Short exercise: Tally up the lines below that include the word "Enumerate". Answer with the number alone.

-- Begin Available records --

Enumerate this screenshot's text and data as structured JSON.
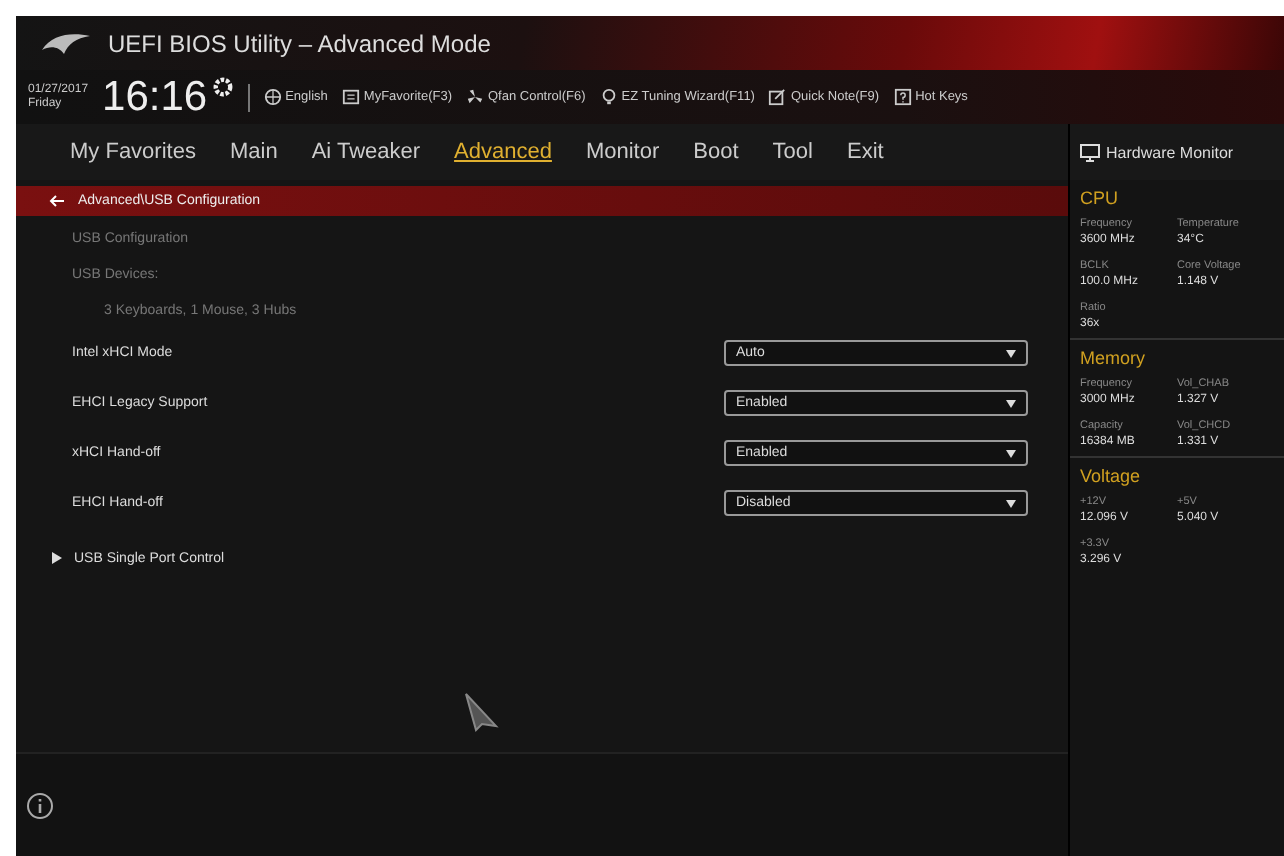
{
  "window": {
    "title": "UEFI BIOS Utility – Advanced Mode"
  },
  "info_bar": {
    "date": "01/27/2017",
    "day": "Friday",
    "time": "16:16",
    "items": [
      {
        "kind": "globe",
        "label": "English"
      },
      {
        "kind": "star",
        "label": "MyFavorite(F3)"
      },
      {
        "kind": "fan",
        "label": "Qfan Control(F6)"
      },
      {
        "kind": "bulb",
        "label": "EZ Tuning Wizard(F11)"
      },
      {
        "kind": "note",
        "label": "Quick Note(F9)"
      },
      {
        "kind": "key",
        "label": "Hot Keys"
      }
    ]
  },
  "tabs": [
    {
      "label": "My Favorites",
      "selected": false
    },
    {
      "label": "Main",
      "selected": false
    },
    {
      "label": "Ai Tweaker",
      "selected": false
    },
    {
      "label": "Advanced",
      "selected": true
    },
    {
      "label": "Monitor",
      "selected": false
    },
    {
      "label": "Boot",
      "selected": false
    },
    {
      "label": "Tool",
      "selected": false
    },
    {
      "label": "Exit",
      "selected": false
    }
  ],
  "breadcrumb": "Advanced\\USB Configuration",
  "settings": [
    {
      "kind": "heading",
      "label": "USB Configuration"
    },
    {
      "kind": "heading",
      "label": "USB Devices:"
    },
    {
      "kind": "detail",
      "label": "3 Keyboards, 1 Mouse, 3 Hubs"
    },
    {
      "kind": "dropdown",
      "label": "Intel xHCI Mode",
      "value": "Auto"
    },
    {
      "kind": "dropdown",
      "label": "EHCI Legacy Support",
      "value": "Enabled"
    },
    {
      "kind": "dropdown",
      "label": "xHCI Hand-off",
      "value": "Enabled"
    },
    {
      "kind": "dropdown",
      "label": "EHCI Hand-off",
      "value": "Disabled"
    },
    {
      "kind": "submenu",
      "label": "USB Single Port Control"
    }
  ],
  "hardware_monitor": {
    "title": "Hardware Monitor",
    "sections": [
      {
        "title": "CPU",
        "readings": [
          {
            "label": "Frequency",
            "value": "3600 MHz"
          },
          {
            "label": "Temperature",
            "value": "34°C"
          },
          {
            "label": "BCLK",
            "value": "100.0 MHz"
          },
          {
            "label": "Core Voltage",
            "value": "1.148 V"
          },
          {
            "label": "Ratio",
            "value": "36x"
          }
        ]
      },
      {
        "title": "Memory",
        "readings": [
          {
            "label": "Frequency",
            "value": "3000 MHz"
          },
          {
            "label": "Vol_CHAB",
            "value": "1.327 V"
          },
          {
            "label": "Capacity",
            "value": "16384 MB"
          },
          {
            "label": "Vol_CHCD",
            "value": "1.331 V"
          }
        ]
      },
      {
        "title": "Voltage",
        "readings": [
          {
            "label": "+12V",
            "value": "12.096 V"
          },
          {
            "label": "+5V",
            "value": "5.040 V"
          },
          {
            "label": "+3.3V",
            "value": "3.296 V"
          }
        ]
      }
    ]
  }
}
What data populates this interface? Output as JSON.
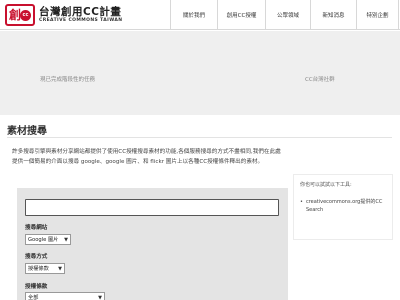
{
  "header": {
    "logo_title": "台灣創用CC計畫",
    "logo_subtitle": "CREATIVE COMMONS TAIWAN",
    "logo_glyph": "創",
    "logo_cc": "cc",
    "nav": [
      "關於我們",
      "創用CC授權",
      "公眾領域",
      "新知消息",
      "特別企劃"
    ]
  },
  "banner": {
    "left_link": "現已完成階段性的任務",
    "right_link": "CC台灣社群"
  },
  "page": {
    "title": "素材搜尋",
    "intro": "許多搜尋引擎與素材分享網站都提供了使用CC授權搜尋素材的功能,各個服務搜尋的方式不盡相同,我們在此處提供一個簡易的介面以搜尋 google、google 圖片、和 flickr 圖片上以各種CC授權條件釋出的素材。"
  },
  "sidebar": {
    "title": "你也可以試試以下工具:",
    "items": [
      {
        "bullet": "•",
        "label": "creativecommons.org提供的CC Search"
      }
    ]
  },
  "search": {
    "input_value": "",
    "engine_label": "搜尋網站",
    "engine_selected": "Google 圖片",
    "method_label": "搜尋方式",
    "method_selected": "授權條款",
    "condition_label": "授權條款",
    "condition_selected": "全部",
    "arrow": "▼"
  },
  "colors": {
    "brand_red": "#c8102e",
    "banner_grey": "#efefef",
    "panel_grey": "#e4e4e4"
  }
}
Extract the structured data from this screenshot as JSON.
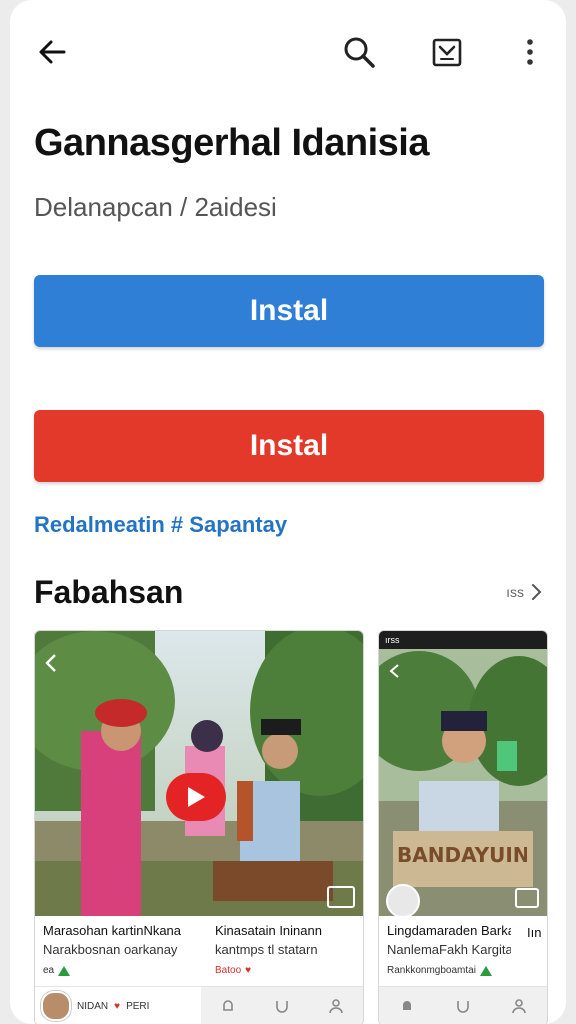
{
  "header": {
    "back_icon": "arrow-left-icon",
    "search_icon": "search-icon",
    "cart_icon": "shopping-bag-icon",
    "menu_icon": "more-vert-icon"
  },
  "app": {
    "title": "Gannasgerhal Idanisia",
    "subtitle": "Delanapcan / 2aidesi"
  },
  "buttons": {
    "primary_label": "Instal",
    "secondary_label": "Instal"
  },
  "link_text": "Redalmeatin # Sapantay",
  "section": {
    "title": "Fabahsan",
    "more_label": "ıss"
  },
  "cards": [
    {
      "line1": "Marasohan kartinNkana",
      "line2": "Narakbosnan oarkanay",
      "meta": "ea",
      "footer_text": "NIDAN",
      "footer_extra": "PERI"
    },
    {
      "line1": "Kinasatain Ininann",
      "line2": "kantmps tl statarn",
      "meta": "Batoo"
    },
    {
      "line1": "Lingdamaraden Barkan",
      "line2": "NanlemaFakh Kargitai",
      "meta": "Rankkonmgboamtai",
      "extra_label": "Iın",
      "sign_text": "BANDAYUIN",
      "status_bar": "ırss"
    }
  ],
  "colors": {
    "primary_blue": "#2f7fd6",
    "accent_red": "#e2392b",
    "link_blue": "#2573c4",
    "heart_red": "#d9302c",
    "green_badge": "#2a9a3e"
  }
}
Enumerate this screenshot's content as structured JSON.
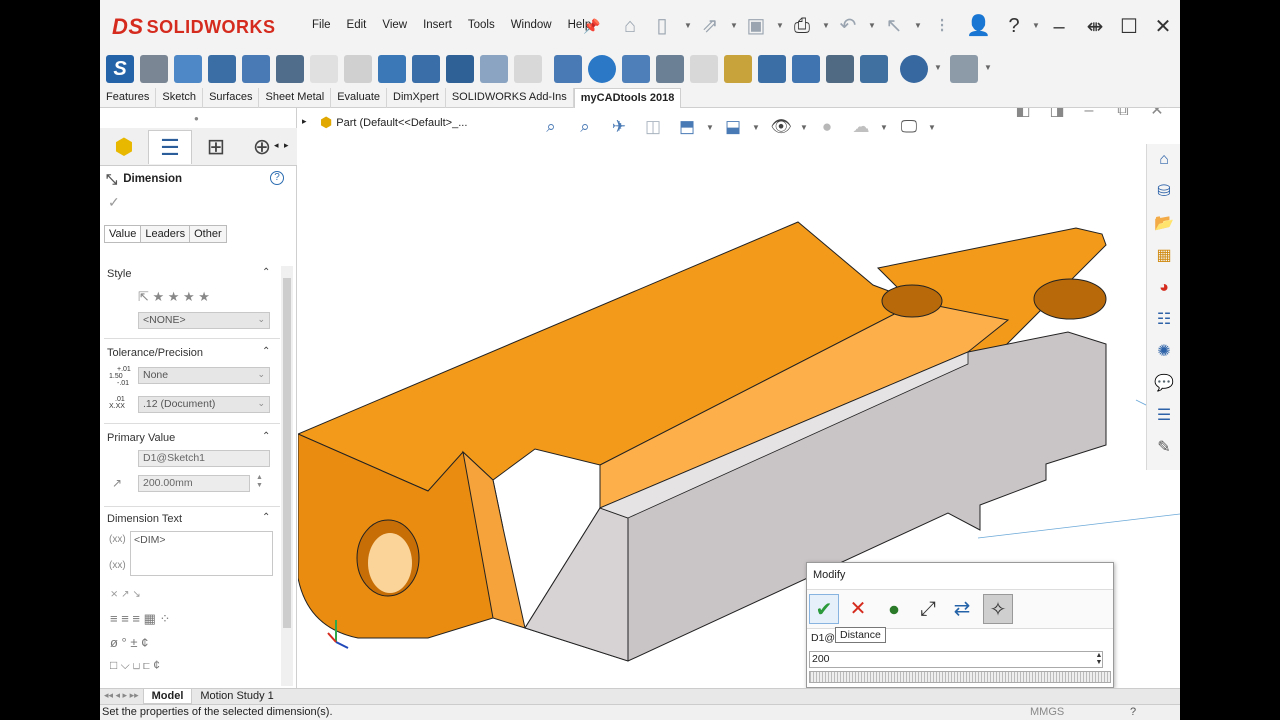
{
  "app": {
    "brand": "SOLIDWORKS",
    "menus": [
      "File",
      "Edit",
      "View",
      "Insert",
      "Tools",
      "Window",
      "Help"
    ]
  },
  "command_tabs": [
    "Features",
    "Sketch",
    "Surfaces",
    "Sheet Metal",
    "Evaluate",
    "DimXpert",
    "SOLIDWORKS Add-Ins",
    "myCADtools 2018"
  ],
  "active_command_tab": "myCADtools 2018",
  "property_manager": {
    "title": "Dimension",
    "subtabs": [
      "Value",
      "Leaders",
      "Other"
    ],
    "style": {
      "header": "Style",
      "combo": "<NONE>"
    },
    "tolerance": {
      "header": "Tolerance/Precision",
      "type": "None",
      "precision": ".12 (Document)",
      "icon_top": "1.50",
      "icon_top_sup": "+.01",
      "icon_top_sub": "-.01",
      "icon_bottom": "X.XX",
      "icon_bottom_sup": ".01"
    },
    "primary_value": {
      "header": "Primary Value",
      "name": "D1@Sketch1",
      "value": "200.00mm"
    },
    "dimension_text": {
      "header": "Dimension Text",
      "text": "<DIM>",
      "prefix1": "(xx)",
      "prefix2": "(xx)"
    }
  },
  "viewport": {
    "breadcrumb": "Part  (Default<<Default>_..."
  },
  "modify": {
    "title": "Modify",
    "name_prefix": "D1@",
    "value": "200",
    "tooltip": "Distance"
  },
  "bottom_tabs": [
    "Model",
    "Motion Study 1"
  ],
  "status": {
    "text": "Set the properties of the selected dimension(s).",
    "units": "MMGS"
  },
  "colors": {
    "accent": "#d52b1e",
    "part_orange": "#f39a1b",
    "part_gray": "#c9c4c6"
  }
}
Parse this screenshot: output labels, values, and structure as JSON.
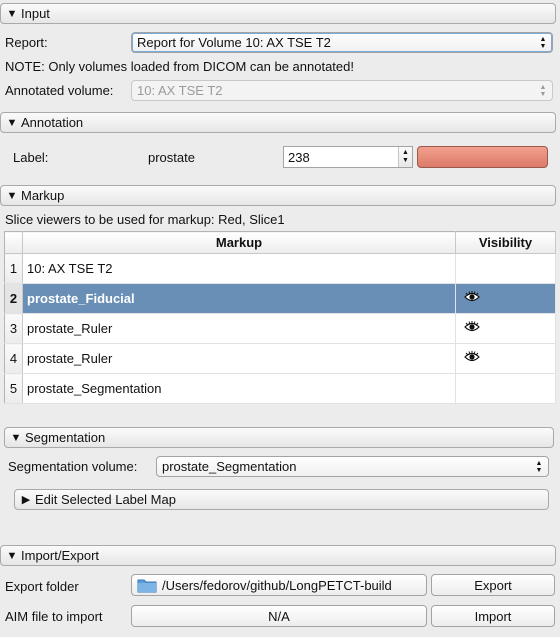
{
  "input": {
    "header": "Input",
    "report_label": "Report:",
    "report_value": "Report for Volume 10: AX TSE T2",
    "note": "NOTE: Only volumes loaded from DICOM can be annotated!",
    "annotated_label": "Annotated volume:",
    "annotated_value": "10: AX TSE T2"
  },
  "annotation": {
    "header": "Annotation",
    "label_label": "Label:",
    "label_name": "prostate",
    "label_value": "238",
    "swatch_color": "#e98a77"
  },
  "markup": {
    "header": "Markup",
    "slice_viewers": "Slice viewers to be used for markup: Red, Slice1",
    "columns": [
      "Markup",
      "Visibility"
    ],
    "rows": [
      {
        "num": "1",
        "name": "10: AX TSE T2",
        "visible": false
      },
      {
        "num": "2",
        "name": "prostate_Fiducial",
        "visible": true,
        "selected": true
      },
      {
        "num": "3",
        "name": "prostate_Ruler",
        "visible": true
      },
      {
        "num": "4",
        "name": "prostate_Ruler",
        "visible": true
      },
      {
        "num": "5",
        "name": "prostate_Segmentation",
        "visible": false
      }
    ]
  },
  "segmentation": {
    "header": "Segmentation",
    "volume_label": "Segmentation volume:",
    "volume_value": "prostate_Segmentation",
    "edit_label": "Edit Selected Label Map"
  },
  "import_export": {
    "header": "Import/Export",
    "export_folder_label": "Export folder",
    "export_folder_value": "/Users/fedorov/github/LongPETCT-build",
    "export_button": "Export",
    "aim_label": "AIM file to import",
    "aim_value": "N/A",
    "import_button": "Import"
  },
  "colors": {
    "selection": "#6a8fb7",
    "folder": "#5a9bd8"
  }
}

-- End Available records --

Solved problem: 2